▸ **WHAT THE EXERCISE ASKS**
Output the material exactly, but drop every image it holds.

▸ **ENTRIES SHOWN**
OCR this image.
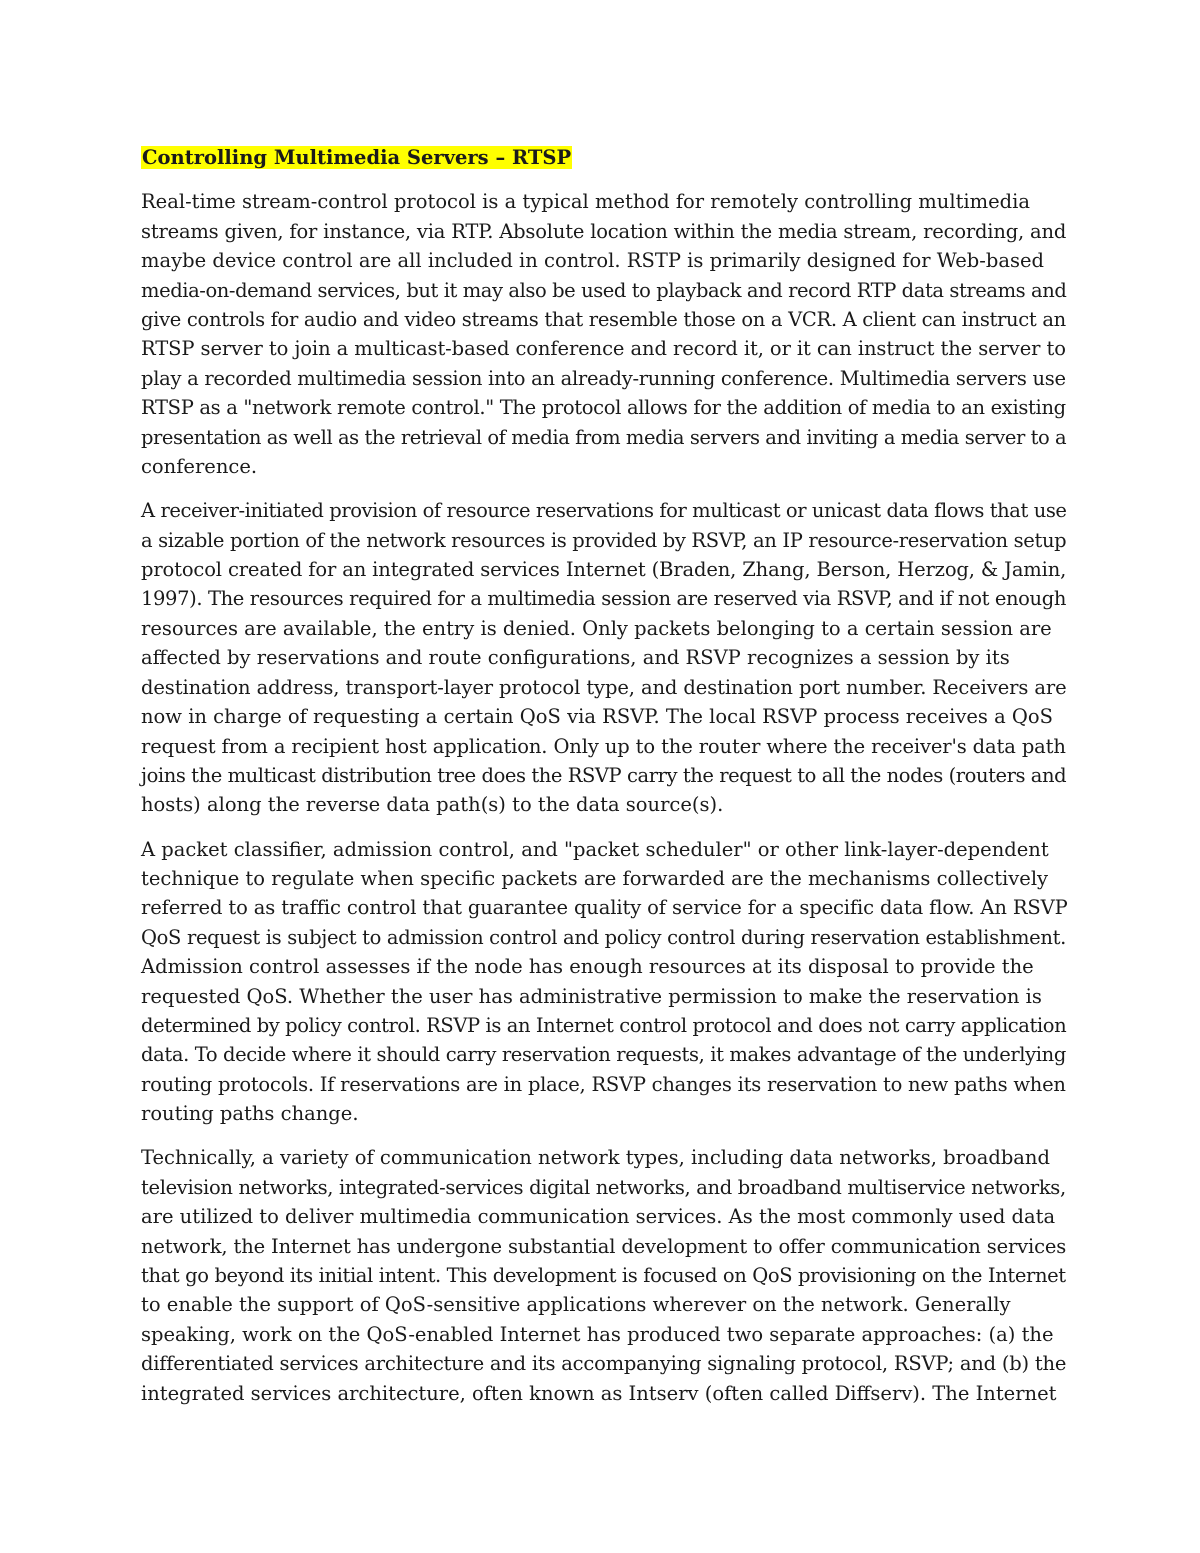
Controlling Multimedia Servers – RTSP
Real-time stream-control protocol is a typical method for remotely controlling multimedia
streams given, for instance, via RTP. Absolute location within the media stream, recording, and
maybe device control are all included in control. RSTP is primarily designed for Web-based
media-on-demand services, but it may also be used to playback and record RTP data streams and
give controls for audio and video streams that resemble those on a VCR. A client can instruct an
RTSP server to join a multicast-based conference and record it, or it can instruct the server to
play a recorded multimedia session into an already-running conference. Multimedia servers use
RTSP as a "network remote control." The protocol allows for the addition of media to an existing
presentation as well as the retrieval of media from media servers and inviting a media server to a
conference.
A receiver-initiated provision of resource reservations for multicast or unicast data flows that use
a sizable portion of the network resources is provided by RSVP, an IP resource-reservation setup
protocol created for an integrated services Internet (Braden, Zhang, Berson, Herzog, & Jamin,
1997). The resources required for a multimedia session are reserved via RSVP, and if not enough
resources are available, the entry is denied. Only packets belonging to a certain session are
affected by reservations and route configurations, and RSVP recognizes a session by its
destination address, transport-layer protocol type, and destination port number. Receivers are
now in charge of requesting a certain QoS via RSVP. The local RSVP process receives a QoS
request from a recipient host application. Only up to the router where the receiver's data path
joins the multicast distribution tree does the RSVP carry the request to all the nodes (routers and
hosts) along the reverse data path(s) to the data source(s).
A packet classifier, admission control, and "packet scheduler" or other link-layer-dependent
technique to regulate when specific packets are forwarded are the mechanisms collectively
referred to as traffic control that guarantee quality of service for a specific data flow. An RSVP
QoS request is subject to admission control and policy control during reservation establishment.
Admission control assesses if the node has enough resources at its disposal to provide the
requested QoS. Whether the user has administrative permission to make the reservation is
determined by policy control. RSVP is an Internet control protocol and does not carry application
data. To decide where it should carry reservation requests, it makes advantage of the underlying
routing protocols. If reservations are in place, RSVP changes its reservation to new paths when
routing paths change.
Technically, a variety of communication network types, including data networks, broadband
television networks, integrated-services digital networks, and broadband multiservice networks,
are utilized to deliver multimedia communication services. As the most commonly used data
network, the Internet has undergone substantial development to offer communication services
that go beyond its initial intent. This development is focused on QoS provisioning on the Internet
to enable the support of QoS-sensitive applications wherever on the network. Generally
speaking, work on the QoS-enabled Internet has produced two separate approaches: (a) the
differentiated services architecture and its accompanying signaling protocol, RSVP; and (b) the
integrated services architecture, often known as Intserv (often called Diffserv). The Internet
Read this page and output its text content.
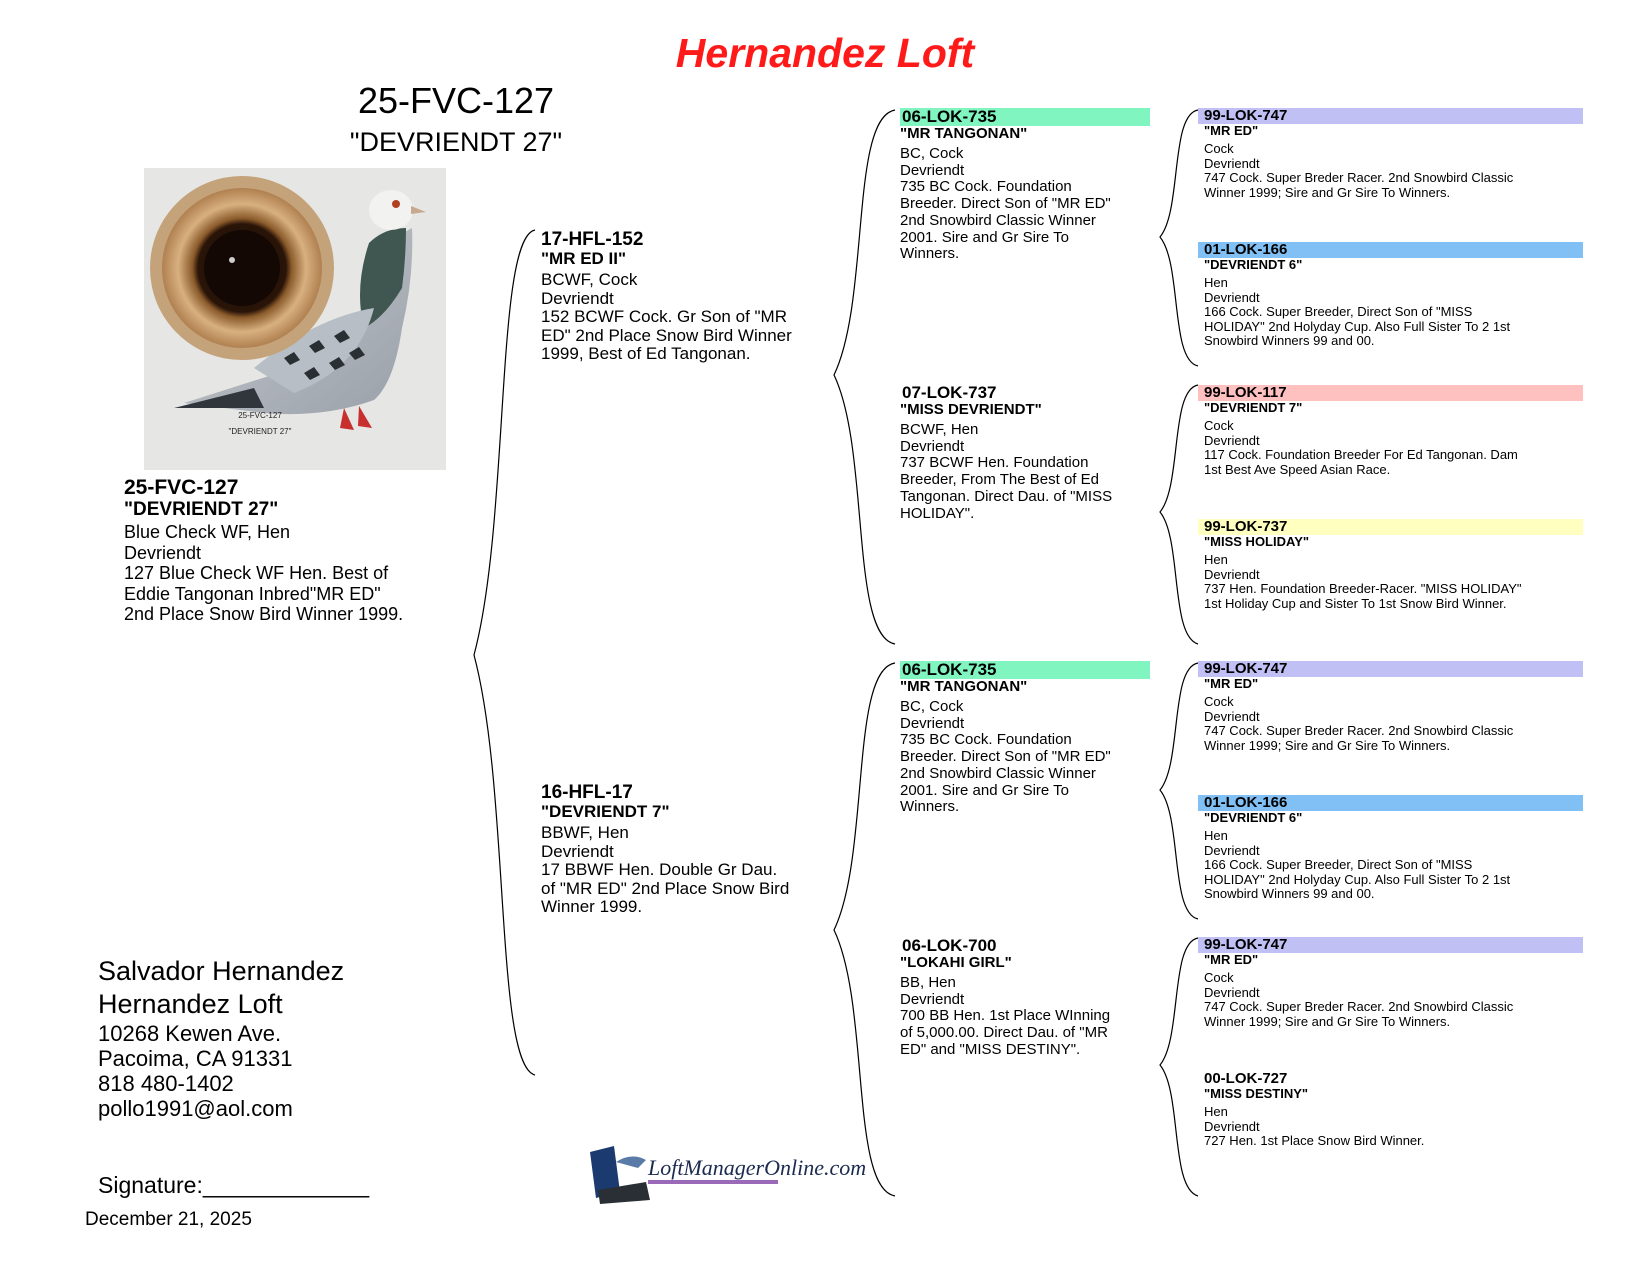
Hernandez Loft
25-FVC-127
"DEVRIENDT 27"
25-FVC-127
"DEVRIENDT 27"
25-FVC-127
"DEVRIENDT 27"
Blue Check WF, Hen
Devriendt
127 Blue Check WF Hen. Best of
Eddie Tangonan Inbred"MR ED"
2nd Place Snow Bird Winner 1999.
17-HFL-152
"MR ED II"
BCWF, Cock
Devriendt
152 BCWF Cock. Gr Son of "MR
ED" 2nd Place Snow Bird Winner
1999, Best of Ed Tangonan.
16-HFL-17
"DEVRIENDT 7"
BBWF, Hen
Devriendt
17 BBWF Hen. Double Gr Dau.
of "MR ED" 2nd Place Snow Bird
Winner 1999.
06-LOK-735
"MR TANGONAN"
BC, Cock
Devriendt
735 BC Cock. Foundation
Breeder. Direct Son of "MR ED"
2nd Snowbird Classic Winner
2001. Sire and Gr Sire To
Winners.
07-LOK-737
"MISS DEVRIENDT"
BCWF, Hen
Devriendt
737 BCWF Hen. Foundation
Breeder, From The Best of Ed
Tangonan. Direct Dau. of "MISS
HOLIDAY".
06-LOK-735
"MR TANGONAN"
BC, Cock
Devriendt
735 BC Cock. Foundation
Breeder. Direct Son of "MR ED"
2nd Snowbird Classic Winner
2001. Sire and Gr Sire To
Winners.
06-LOK-700
"LOKAHI GIRL"
BB, Hen
Devriendt
700 BB Hen. 1st Place WInning
of 5,000.00. Direct Dau. of "MR
ED" and "MISS DESTINY".
99-LOK-747
"MR ED"
Cock
Devriendt
747 Cock. Super Breder Racer. 2nd Snowbird Classic
Winner 1999; Sire and Gr Sire To Winners.
01-LOK-166
"DEVRIENDT 6"
Hen
Devriendt
166 Cock. Super Breeder, Direct Son of "MISS
HOLIDAY" 2nd Holyday Cup. Also Full Sister To 2 1st
Snowbird Winners 99 and 00.
99-LOK-117
"DEVRIENDT 7"
Cock
Devriendt
117 Cock. Foundation Breeder For Ed Tangonan. Dam
1st Best Ave Speed Asian Race.
99-LOK-737
"MISS HOLIDAY"
Hen
Devriendt
737 Hen. Foundation Breeder-Racer. "MISS HOLIDAY"
1st Holiday Cup and Sister To 1st Snow Bird Winner.
99-LOK-747
"MR ED"
Cock
Devriendt
747 Cock. Super Breder Racer. 2nd Snowbird Classic
Winner 1999; Sire and Gr Sire To Winners.
01-LOK-166
"DEVRIENDT 6"
Hen
Devriendt
166 Cock. Super Breeder, Direct Son of "MISS
HOLIDAY" 2nd Holyday Cup. Also Full Sister To 2 1st
Snowbird Winners 99 and 00.
99-LOK-747
"MR ED"
Cock
Devriendt
747 Cock. Super Breder Racer. 2nd Snowbird Classic
Winner 1999; Sire and Gr Sire To Winners.
00-LOK-727
"MISS DESTINY"
Hen
Devriendt
727 Hen. 1st Place Snow Bird Winner.
Salvador Hernandez
Hernandez Loft
10268 Kewen Ave.
Pacoima, CA 91331
818 480-1402
pollo1991@aol.com
Signature:_____________
December 21, 2025
LoftManagerOnline.com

▸ **SOLUTION**
OCR this image.
Controlling Multimedia Servers – RTSP
Real-time stream-control protocol is a typical method for remotely controlling multimedia
streams given, for instance, via RTP. Absolute location within the media stream, recording, and
maybe device control are all included in control. RSTP is primarily designed for Web-based
media-on-demand services, but it may also be used to playback and record RTP data streams and
give controls for audio and video streams that resemble those on a VCR. A client can instruct an
RTSP server to join a multicast-based conference and record it, or it can instruct the server to
play a recorded multimedia session into an already-running conference. Multimedia servers use
RTSP as a "network remote control." The protocol allows for the addition of media to an existing
presentation as well as the retrieval of media from media servers and inviting a media server to a
conference.
A receiver-initiated provision of resource reservations for multicast or unicast data flows that use
a sizable portion of the network resources is provided by RSVP, an IP resource-reservation setup
protocol created for an integrated services Internet (Braden, Zhang, Berson, Herzog, & Jamin,
1997). The resources required for a multimedia session are reserved via RSVP, and if not enough
resources are available, the entry is denied. Only packets belonging to a certain session are
affected by reservations and route configurations, and RSVP recognizes a session by its
destination address, transport-layer protocol type, and destination port number. Receivers are
now in charge of requesting a certain QoS via RSVP. The local RSVP process receives a QoS
request from a recipient host application. Only up to the router where the receiver's data path
joins the multicast distribution tree does the RSVP carry the request to all the nodes (routers and
hosts) along the reverse data path(s) to the data source(s).
A packet classifier, admission control, and "packet scheduler" or other link-layer-dependent
technique to regulate when specific packets are forwarded are the mechanisms collectively
referred to as traffic control that guarantee quality of service for a specific data flow. An RSVP
QoS request is subject to admission control and policy control during reservation establishment.
Admission control assesses if the node has enough resources at its disposal to provide the
requested QoS. Whether the user has administrative permission to make the reservation is
determined by policy control. RSVP is an Internet control protocol and does not carry application
data. To decide where it should carry reservation requests, it makes advantage of the underlying
routing protocols. If reservations are in place, RSVP changes its reservation to new paths when
routing paths change.
Technically, a variety of communication network types, including data networks, broadband
television networks, integrated-services digital networks, and broadband multiservice networks,
are utilized to deliver multimedia communication services. As the most commonly used data
network, the Internet has undergone substantial development to offer communication services
that go beyond its initial intent. This development is focused on QoS provisioning on the Internet
to enable the support of QoS-sensitive applications wherever on the network. Generally
speaking, work on the QoS-enabled Internet has produced two separate approaches: (a) the
differentiated services architecture and its accompanying signaling protocol, RSVP; and (b) the
integrated services architecture, often known as Intserv (often called Diffserv). The Internet
Read this page and output its text content.
Hernandez Loft
25-FVC-127
"DEVRIENDT 27"
25-FVC-127
"DEVRIENDT 27"
25-FVC-127
"DEVRIENDT 27"
Blue Check WF, Hen
Devriendt
127 Blue Check WF Hen. Best of
Eddie Tangonan Inbred"MR ED"
2nd Place Snow Bird Winner 1999.
17-HFL-152
"MR ED II"
BCWF, Cock
Devriendt
152 BCWF Cock. Gr Son of "MR
ED" 2nd Place Snow Bird Winner
1999, Best of Ed Tangonan.
16-HFL-17
"DEVRIENDT 7"
BBWF, Hen
Devriendt
17 BBWF Hen. Double Gr Dau.
of "MR ED" 2nd Place Snow Bird
Winner 1999.
06-LOK-735
"MR TANGONAN"
BC, Cock
Devriendt
735 BC Cock. Foundation
Breeder. Direct Son of "MR ED"
2nd Snowbird Classic Winner
2001. Sire and Gr Sire To
Winners.
07-LOK-737
"MISS DEVRIENDT"
BCWF, Hen
Devriendt
737 BCWF Hen. Foundation
Breeder, From The Best of Ed
Tangonan. Direct Dau. of "MISS
HOLIDAY".
06-LOK-735
"MR TANGONAN"
BC, Cock
Devriendt
735 BC Cock. Foundation
Breeder. Direct Son of "MR ED"
2nd Snowbird Classic Winner
2001. Sire and Gr Sire To
Winners.
06-LOK-700
"LOKAHI GIRL"
BB, Hen
Devriendt
700 BB Hen. 1st Place WInning
of 5,000.00. Direct Dau. of "MR
ED" and "MISS DESTINY".
99-LOK-747
"MR ED"
Cock
Devriendt
747 Cock. Super Breder Racer. 2nd Snowbird Classic
Winner 1999; Sire and Gr Sire To Winners.
01-LOK-166
"DEVRIENDT 6"
Hen
Devriendt
166 Cock. Super Breeder, Direct Son of "MISS
HOLIDAY" 2nd Holyday Cup. Also Full Sister To 2 1st
Snowbird Winners 99 and 00.
99-LOK-117
"DEVRIENDT 7"
Cock
Devriendt
117 Cock. Foundation Breeder For Ed Tangonan. Dam
1st Best Ave Speed Asian Race.
99-LOK-737
"MISS HOLIDAY"
Hen
Devriendt
737 Hen. Foundation Breeder-Racer. "MISS HOLIDAY"
1st Holiday Cup and Sister To 1st Snow Bird Winner.
99-LOK-747
"MR ED"
Cock
Devriendt
747 Cock. Super Breder Racer. 2nd Snowbird Classic
Winner 1999; Sire and Gr Sire To Winners.
01-LOK-166
"DEVRIENDT 6"
Hen
Devriendt
166 Cock. Super Breeder, Direct Son of "MISS
HOLIDAY" 2nd Holyday Cup. Also Full Sister To 2 1st
Snowbird Winners 99 and 00.
99-LOK-747
"MR ED"
Cock
Devriendt
747 Cock. Super Breder Racer. 2nd Snowbird Classic
Winner 1999; Sire and Gr Sire To Winners.
00-LOK-727
"MISS DESTINY"
Hen
Devriendt
727 Hen. 1st Place Snow Bird Winner.
Salvador Hernandez
Hernandez Loft
10268 Kewen Ave.
Pacoima, CA 91331
818 480-1402
pollo1991@aol.com
Signature:_____________
December 21, 2025
LoftManagerOnline.com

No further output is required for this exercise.